Data to process:
----
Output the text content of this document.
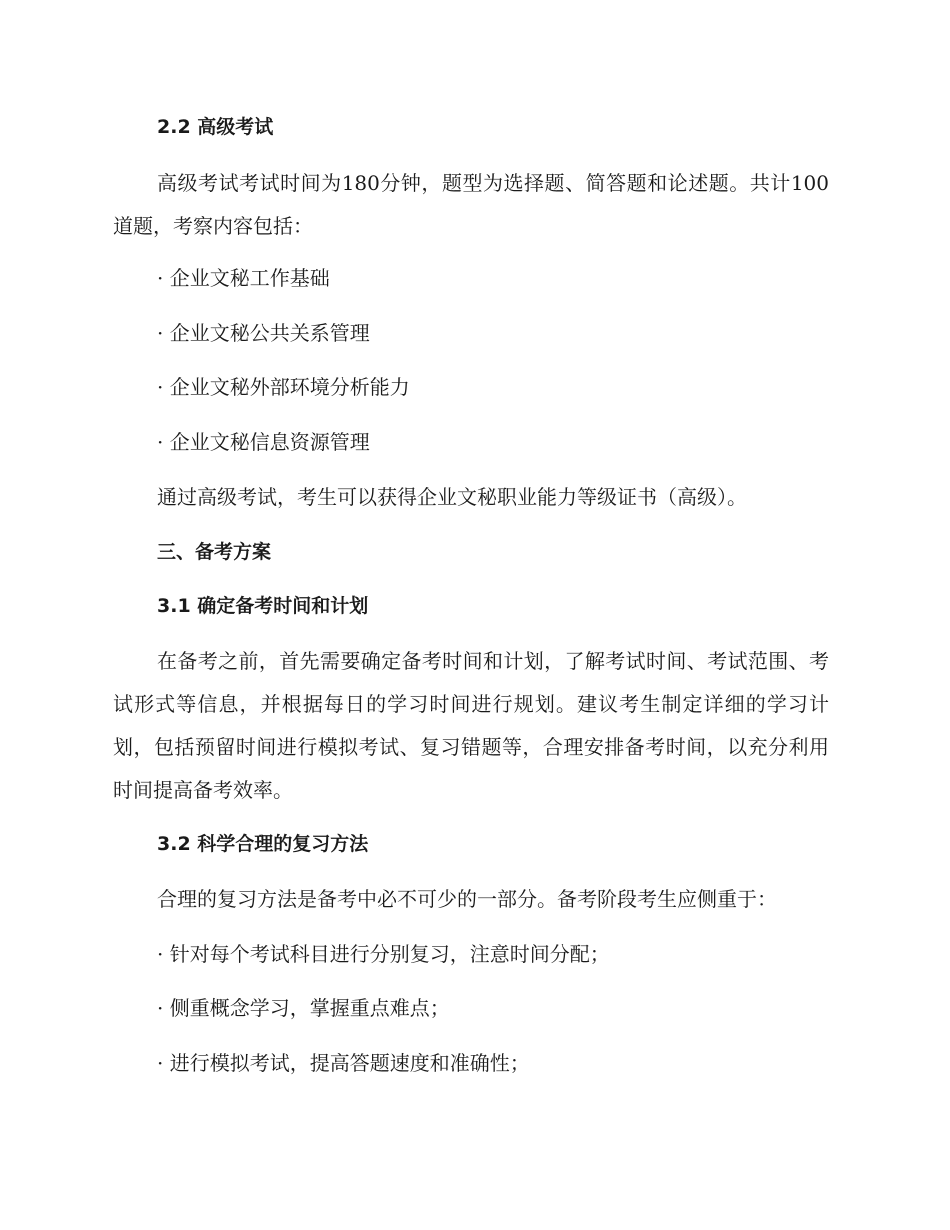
2.2 高级考试
高级考试考试时间为180分钟，题型为选择题、简答题和论述题。共计100道题，考察内容包括：
· 企业文秘工作基础
· 企业文秘公共关系管理
· 企业文秘外部环境分析能力
· 企业文秘信息资源管理
通过高级考试，考生可以获得企业文秘职业能力等级证书（高级）。
三、备考方案
3.1 确定备考时间和计划
在备考之前，首先需要确定备考时间和计划，了解考试时间、考试范围、考试形式等信息，并根据每日的学习时间进行规划。建议考生制定详细的学习计划，包括预留时间进行模拟考试、复习错题等，合理安排备考时间，以充分利用时间提高备考效率。
3.2 科学合理的复习方法
合理的复习方法是备考中必不可少的一部分。备考阶段考生应侧重于：
· 针对每个考试科目进行分别复习，注意时间分配；
· 侧重概念学习，掌握重点难点；
· 进行模拟考试，提高答题速度和准确性；
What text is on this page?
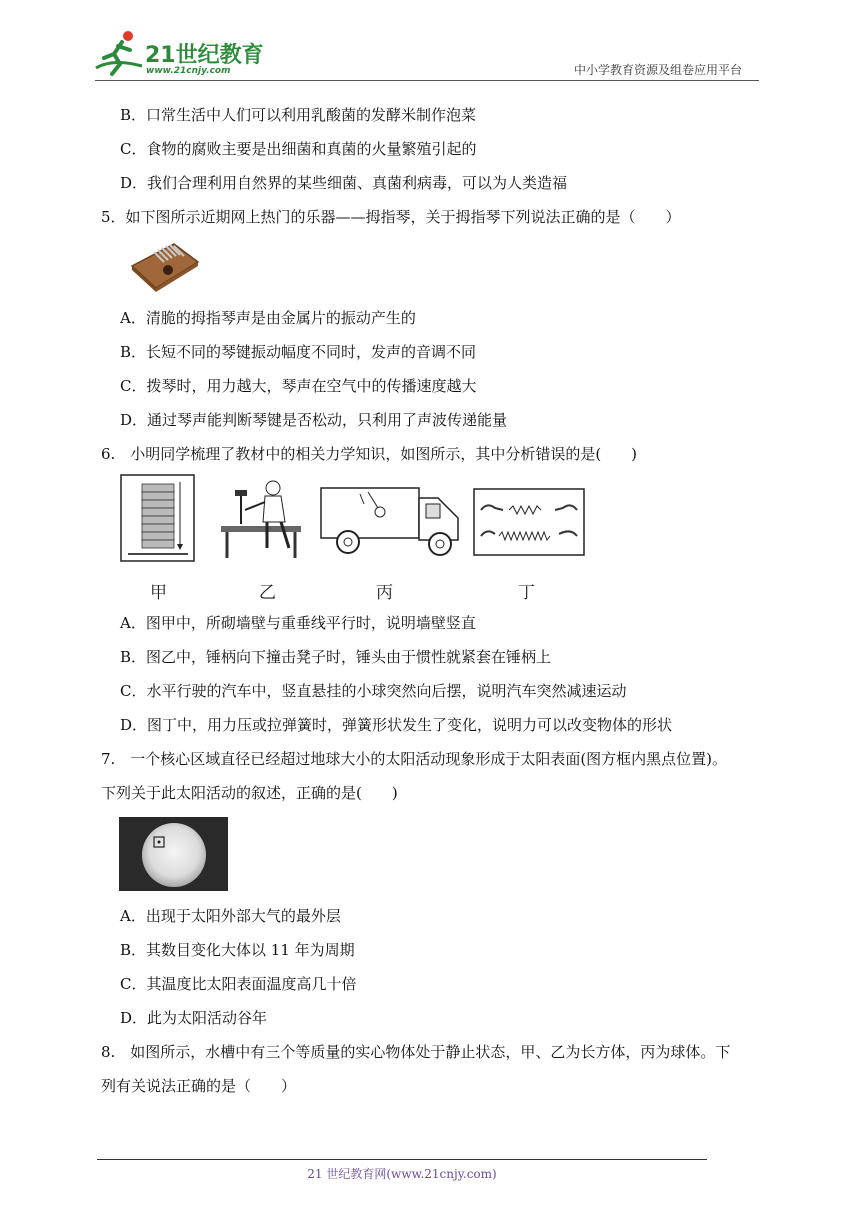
21世纪教育
www.21cnjy.com	中小学教育资源及组卷应用平台
B．口常生活中人们可以利用乳酸菌的发酵米制作泡菜
C．食物的腐败主要是出细菌和真菌的火量繁殖引起的
D．我们合理利用自然界的某些细菌、真菌利病毒，可以为人类造福
5．如下图所示近期网上热门的乐器——拇指琴，关于拇指琴下列说法正确的是（　　）
A．清脆的拇指琴声是由金属片的振动产生的
B．长短不同的琴键振动幅度不同时，发声的音调不同
C．拨琴时，用力越大，琴声在空气中的传播速度越大
D．通过琴声能判断琴键是否松动，只利用了声波传递能量
6.　小明同学梳理了教材中的相关力学知识，如图所示，其中分析错误的是(　　)
甲	乙	丙	丁
A．图甲中，所砌墙壁与重垂线平行时，说明墙壁竖直
B．图乙中，锤柄向下撞击凳子时，锤头由于惯性就紧套在锤柄上
C．水平行驶的汽车中，竖直悬挂的小球突然向后摆，说明汽车突然减速运动
D．图丁中，用力压或拉弹簧时，弹簧形状发生了变化，说明力可以改变物体的形状
7.　一个核心区域直径已经超过地球大小的太阳活动现象形成于太阳表面(图方框内黑点位置)。
下列关于此太阳活动的叙述，正确的是(　　)
A．出现于太阳外部大气的最外层
B．其数目变化大体以 11 年为周期
C．其温度比太阳表面温度高几十倍
D．此为太阳活动谷年
8.　如图所示，水槽中有三个等质量的实心物体处于静止状态，甲、乙为长方体，丙为球体。下
列有关说法正确的是（　　）
21 世纪教育网(www.21cnjy.com)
----
Exercise directions:
Return each line with "如图所示".

Solution:
6.　小明同学梳理了教材中的相关力学知识，如图所示，其中分析错误的是(　　)
8.　如图所示，水槽中有三个等质量的实心物体处于静止状态，甲、乙为长方体，丙为球体。下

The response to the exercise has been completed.